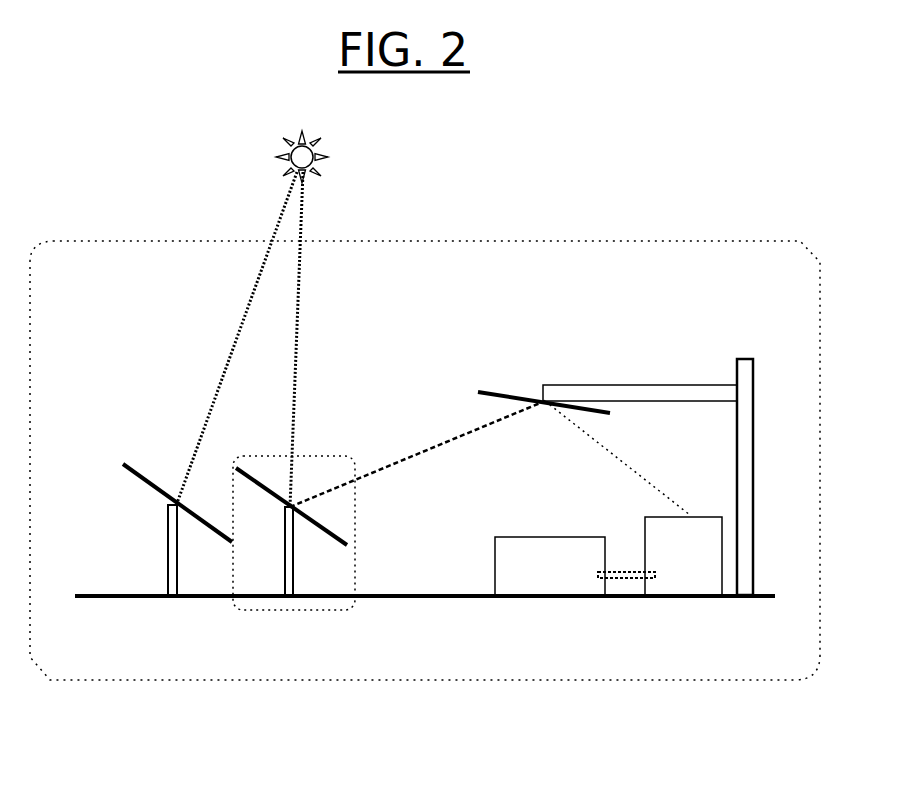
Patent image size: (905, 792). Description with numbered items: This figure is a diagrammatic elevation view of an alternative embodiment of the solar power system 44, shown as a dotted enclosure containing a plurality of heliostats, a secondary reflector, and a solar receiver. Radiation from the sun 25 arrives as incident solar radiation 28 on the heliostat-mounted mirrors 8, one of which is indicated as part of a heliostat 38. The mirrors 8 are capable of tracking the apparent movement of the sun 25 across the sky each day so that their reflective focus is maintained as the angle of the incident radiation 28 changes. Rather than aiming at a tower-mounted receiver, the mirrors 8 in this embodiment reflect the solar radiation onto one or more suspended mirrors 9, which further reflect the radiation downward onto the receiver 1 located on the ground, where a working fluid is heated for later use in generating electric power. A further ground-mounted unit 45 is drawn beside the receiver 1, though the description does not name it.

The receiver 1 is at (690, 583).
The mirrors 8 is at (145, 487).
The suspended mirrors 9 is at (480, 391).
The sun 25 is at (325, 170).
The incident solar radiation 28 is at (260, 275).
The heliostats 38 is at (275, 582).
The solar power system 44 is at (158, 667).
The storage / control unit 45 is at (587, 580).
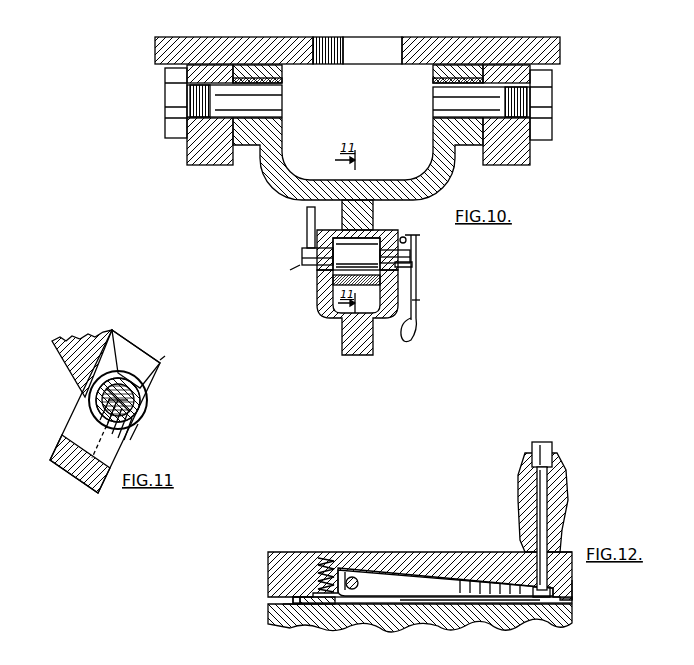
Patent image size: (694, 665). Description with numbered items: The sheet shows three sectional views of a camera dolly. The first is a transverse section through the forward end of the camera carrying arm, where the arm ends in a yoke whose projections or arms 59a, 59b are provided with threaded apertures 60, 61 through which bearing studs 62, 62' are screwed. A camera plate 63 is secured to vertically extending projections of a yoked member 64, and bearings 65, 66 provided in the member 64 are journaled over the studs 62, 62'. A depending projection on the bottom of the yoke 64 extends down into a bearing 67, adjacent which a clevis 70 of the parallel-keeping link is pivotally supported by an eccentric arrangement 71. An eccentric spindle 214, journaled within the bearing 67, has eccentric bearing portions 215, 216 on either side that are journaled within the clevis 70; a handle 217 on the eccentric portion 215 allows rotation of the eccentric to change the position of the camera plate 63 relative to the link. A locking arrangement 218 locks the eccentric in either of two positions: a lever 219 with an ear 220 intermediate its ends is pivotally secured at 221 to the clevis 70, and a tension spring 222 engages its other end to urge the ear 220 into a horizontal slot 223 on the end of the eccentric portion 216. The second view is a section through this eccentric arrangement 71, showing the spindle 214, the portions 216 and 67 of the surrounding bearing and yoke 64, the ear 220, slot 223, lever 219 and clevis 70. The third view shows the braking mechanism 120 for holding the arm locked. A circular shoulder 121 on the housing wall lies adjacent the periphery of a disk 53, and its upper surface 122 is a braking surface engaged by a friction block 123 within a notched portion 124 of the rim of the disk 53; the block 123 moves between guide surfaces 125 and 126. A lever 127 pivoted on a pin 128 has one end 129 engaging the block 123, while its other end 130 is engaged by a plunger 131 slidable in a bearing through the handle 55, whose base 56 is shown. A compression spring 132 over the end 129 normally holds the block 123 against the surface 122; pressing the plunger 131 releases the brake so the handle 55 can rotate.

In FIG. 10, the camera plate 63 is at (468, 31).
In FIG. 10, the yoke arm 59a is at (228, 166).
In FIG. 10, the yoke arm 59b is at (528, 166).
In FIG. 10, the yoked member 64 is at (436, 172).
In FIG. 11, the yoked member 64 is at (112, 340).
In FIG. 10, the bearing 65 is at (278, 81).
In FIG. 10, the bearing 66 is at (436, 80).
In FIG. 10, the threaded aperture 60 is at (186, 134).
In FIG. 10, the threaded aperture 61 is at (538, 130).
In FIG. 10, the bearing stud 62 is at (156, 103).
In FIG. 10, the bearing stud 62' is at (559, 105).
In FIG. 10, the bearing 67 is at (376, 232).
In FIG. 11, the bearing 67 is at (126, 372).
In FIG. 10, the clevis 70 is at (321, 320).
In FIG. 11, the clevis 70 is at (126, 470).
In FIG. 10, the eccentric arrangement 71 is at (280, 266).
In FIG. 11, the eccentric arrangement 71 is at (165, 358).
In FIG. 10, the horizontal slot 223 is at (356, 254).
In FIG. 11, the horizontal slot 223 is at (86, 403).
In FIG. 10, the eccentric bearing portion 215 is at (330, 278).
In FIG. 10, the eccentric spindle 214 is at (305, 255).
In FIG. 11, the eccentric spindle 214 is at (146, 394).
In FIG. 10, the handle 217 is at (307, 222).
In FIG. 10, the eccentric bearing portion 216 is at (410, 262).
In FIG. 11, the eccentric bearing portion 216 is at (150, 405).
In FIG. 10, the ear 220 is at (413, 259).
In FIG. 11, the ear 220 is at (80, 398).
In FIG. 10, the pivot 221 is at (410, 240).
In FIG. 11, the pivot 221 is at (150, 380).
In FIG. 10, the lever 219 is at (418, 312).
In FIG. 11, the lever 219 is at (58, 452).
In FIG. 10, the tension spring 222 is at (407, 338).
In FIG. 10, the locking arrangement 218 is at (426, 297).
In FIG. 12, the braking mechanism 120 is at (428, 546).
In FIG. 12, the notched portion 124 is at (388, 546).
In FIG. 12, the compression spring 132 is at (328, 556).
In FIG. 12, the pin 128 is at (359, 584).
In FIG. 12, the guide surface 126 is at (352, 604).
In FIG. 12, the lever 127 is at (455, 604).
In FIG. 12, the friction block 123 is at (326, 606).
In FIG. 12, the guide surface 125 is at (296, 602).
In FIG. 12, the lever end 129 is at (299, 607).
In FIG. 12, the circular shoulder 121 is at (516, 620).
In FIG. 12, the lever end 130 is at (528, 608).
In FIG. 12, the handle 55 is at (570, 500).
In FIG. 12, the plunger 131 is at (566, 524).
In FIG. 12, the bracket base 56 is at (567, 553).
In FIG. 12, the disk 53 is at (572, 590).
In FIG. 12, the upper surface 122 is at (573, 603).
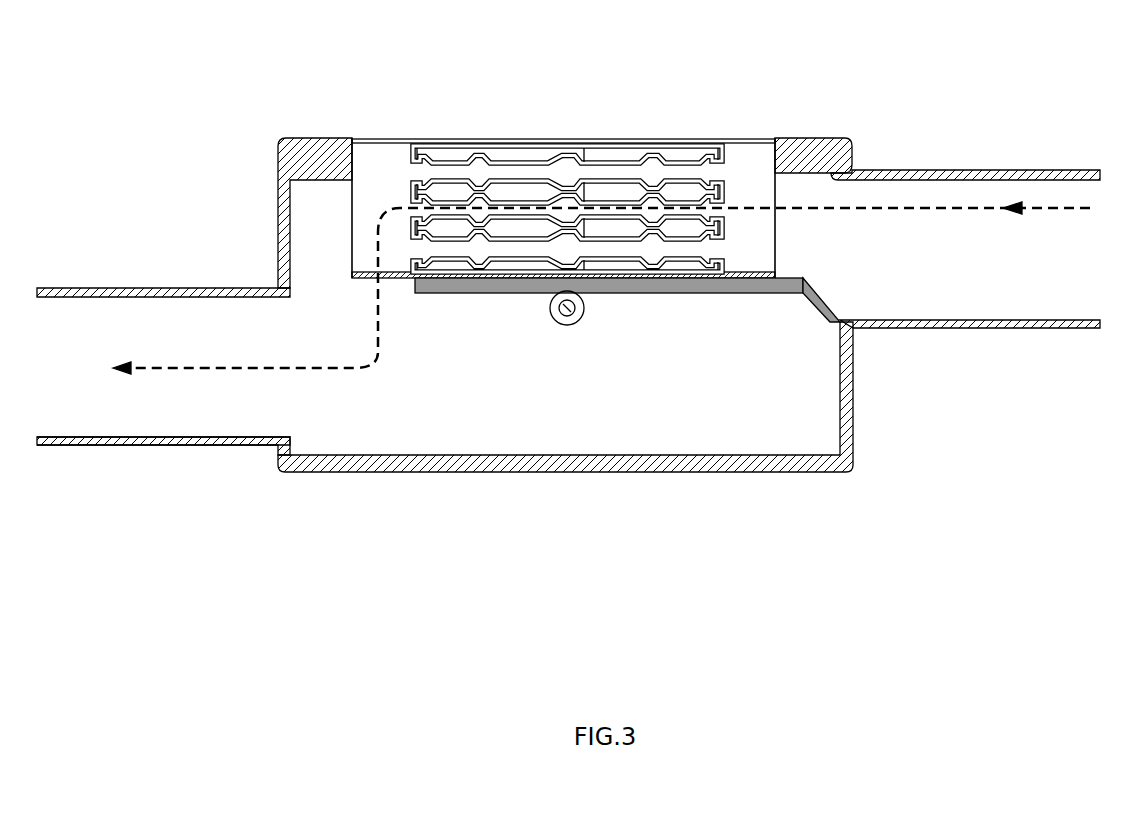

========================================================================

Please convert the records into a Markdown table, starting at the beginning and ending at the line that contains "The storage /". Use the columns Row and Line, number each line, and omit blank lines and the pictures.

| Row | Line |
|---|---|
| 1 | Patent image size: (905, 792). Description with numbered items: This figure is a diagrammatic elevation view of an alternative embodiment of the solar power system 44, shown as a dotted enclosure containing a plurality of heliostats, a secondary reflector, and a solar receiver. Radiation from the sun 25 arrives as incident solar radiation 28 on the heliostat-mounted mirrors 8, one of which is indicated as part of a heliostat 38. The mirrors 8 are capable of tracking the apparent movement of the sun 25 across the sky each day so that their reflective focus is maintained as the angle of the incident radiation 28 changes. Rather than aiming at a tower-mounted receiver, the mirrors 8 in this embodiment reflect the solar radiation onto one or more suspended mirrors 9, which further reflect the radiation downward onto the receiver 1 located on the ground, where a working fluid is heated for later use in generating electric power. A further ground-mounted unit 45 is drawn beside the receiver 1, though the description does not name it. |
| 2 | The receiver 1 is at (690, 583). |
| 3 | The mirrors 8 is at (145, 487). |
| 4 | The suspended mirrors 9 is at (480, 391). |
| 5 | The sun 25 is at (325, 170). |
| 6 | The incident solar radiation 28 is at (260, 275). |
| 7 | The heliostats 38 is at (275, 582). |
| 8 | The solar power system 44 is at (158, 667). |
| 9 | The storage / control unit 45 is at (587, 580). |